**Problem to solve:** Copy each of the entries below faithfully, setting aside any pictures.

Data listing:
=====
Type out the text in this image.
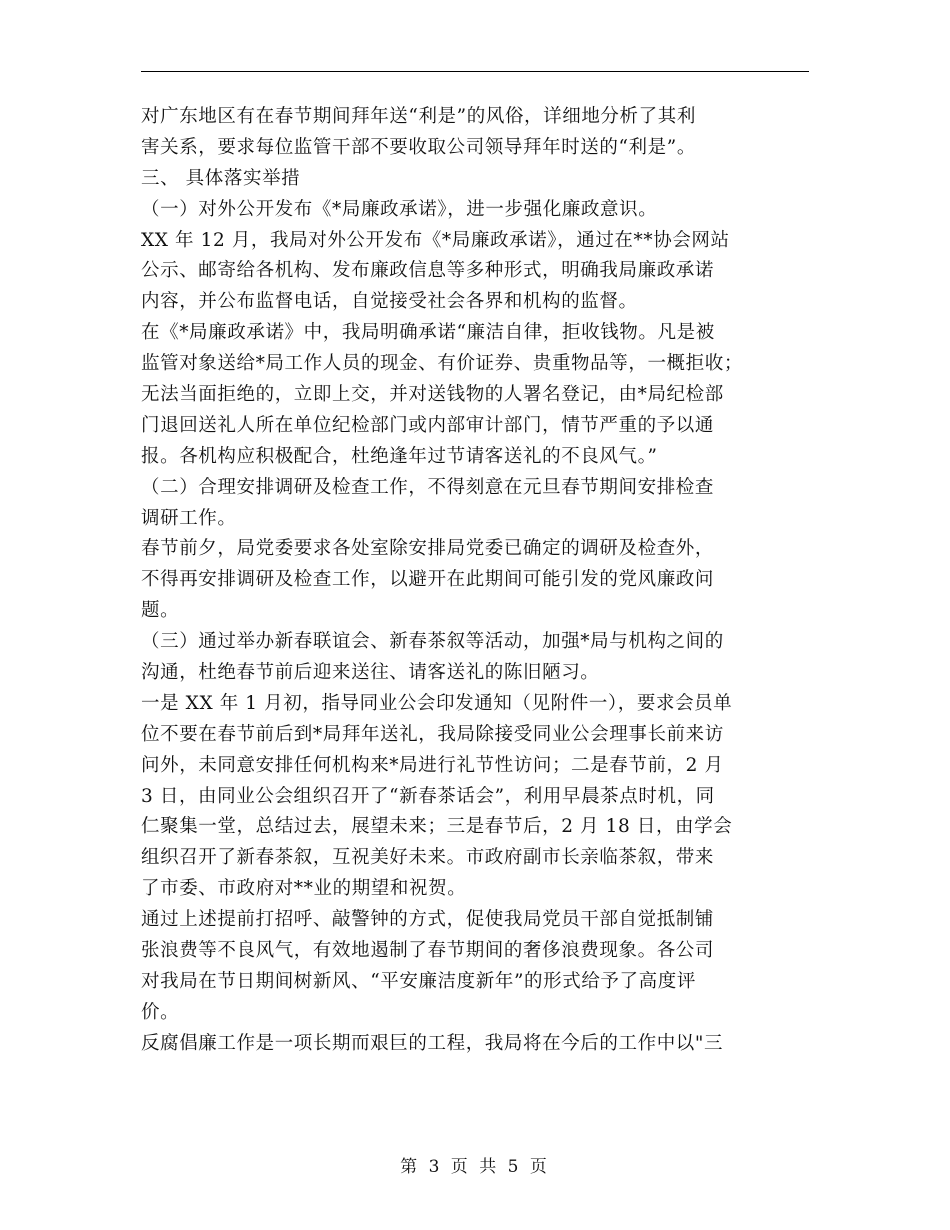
对广东地区有在春节期间拜年送“利是”的风俗，详细地分析了其利
害关系，要求每位监管干部不要收取公司领导拜年时送的“利是”。
三、 具体落实举措
（一）对外公开发布《*局廉政承诺》，进一步强化廉政意识。
XX 年 12 月，我局对外公开发布《*局廉政承诺》，通过在**协会网站
公示、邮寄给各机构、发布廉政信息等多种形式，明确我局廉政承诺
内容，并公布监督电话，自觉接受社会各界和机构的监督。
在《*局廉政承诺》中，我局明确承诺“廉洁自律，拒收钱物。凡是被
监管对象送给*局工作人员的现金、有价证券、贵重物品等，一概拒收；
无法当面拒绝的，立即上交，并对送钱物的人署名登记，由*局纪检部
门退回送礼人所在单位纪检部门或内部审计部门，情节严重的予以通
报。各机构应积极配合，杜绝逢年过节请客送礼的不良风气。”
（二）合理安排调研及检查工作，不得刻意在元旦春节期间安排检查
调研工作。
春节前夕，局党委要求各处室除安排局党委已确定的调研及检查外，
不得再安排调研及检查工作，以避开在此期间可能引发的党风廉政问
题。
（三）通过举办新春联谊会、新春茶叙等活动，加强*局与机构之间的
沟通，杜绝春节前后迎来送往、请客送礼的陈旧陋习。
一是 XX 年 1 月初，指导同业公会印发通知（见附件一），要求会员单
位不要在春节前后到*局拜年送礼，我局除接受同业公会理事长前来访
问外，未同意安排任何机构来*局进行礼节性访问；二是春节前，2 月
3 日，由同业公会组织召开了“新春茶话会”，利用早晨茶点时机，同
仁聚集一堂，总结过去，展望未来；三是春节后，2 月 18 日，由学会
组织召开了新春茶叙，互祝美好未来。市政府副市长亲临茶叙，带来
了市委、市政府对**业的期望和祝贺。
通过上述提前打招呼、敲警钟的方式，促使我局党员干部自觉抵制铺
张浪费等不良风气，有效地遏制了春节期间的奢侈浪费现象。各公司
对我局在节日期间树新风、“平安廉洁度新年”的形式给予了高度评
价。
反腐倡廉工作是一项长期而艰巨的工程，我局将在今后的工作中以"三
第 3 页 共 5 页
=====
**Written response:**
Type out the text in this image.
对广东地区有在春节期间拜年送“利是”的风俗，详细地分析了其利
害关系，要求每位监管干部不要收取公司领导拜年时送的“利是”。
三、 具体落实举措
（一）对外公开发布《*局廉政承诺》，进一步强化廉政意识。
XX 年 12 月，我局对外公开发布《*局廉政承诺》，通过在**协会网站
公示、邮寄给各机构、发布廉政信息等多种形式，明确我局廉政承诺
内容，并公布监督电话，自觉接受社会各界和机构的监督。
在《*局廉政承诺》中，我局明确承诺“廉洁自律，拒收钱物。凡是被
监管对象送给*局工作人员的现金、有价证券、贵重物品等，一概拒收；
无法当面拒绝的，立即上交，并对送钱物的人署名登记，由*局纪检部
门退回送礼人所在单位纪检部门或内部审计部门，情节严重的予以通
报。各机构应积极配合，杜绝逢年过节请客送礼的不良风气。”
（二）合理安排调研及检查工作，不得刻意在元旦春节期间安排检查
调研工作。
春节前夕，局党委要求各处室除安排局党委已确定的调研及检查外，
不得再安排调研及检查工作，以避开在此期间可能引发的党风廉政问
题。
（三）通过举办新春联谊会、新春茶叙等活动，加强*局与机构之间的
沟通，杜绝春节前后迎来送往、请客送礼的陈旧陋习。
一是 XX 年 1 月初，指导同业公会印发通知（见附件一），要求会员单
位不要在春节前后到*局拜年送礼，我局除接受同业公会理事长前来访
问外，未同意安排任何机构来*局进行礼节性访问；二是春节前，2 月
3 日，由同业公会组织召开了“新春茶话会”，利用早晨茶点时机，同
仁聚集一堂，总结过去，展望未来；三是春节后，2 月 18 日，由学会
组织召开了新春茶叙，互祝美好未来。市政府副市长亲临茶叙，带来
了市委、市政府对**业的期望和祝贺。
通过上述提前打招呼、敲警钟的方式，促使我局党员干部自觉抵制铺
张浪费等不良风气，有效地遏制了春节期间的奢侈浪费现象。各公司
对我局在节日期间树新风、“平安廉洁度新年”的形式给予了高度评
价。
反腐倡廉工作是一项长期而艰巨的工程，我局将在今后的工作中以"三
第 3 页 共 5 页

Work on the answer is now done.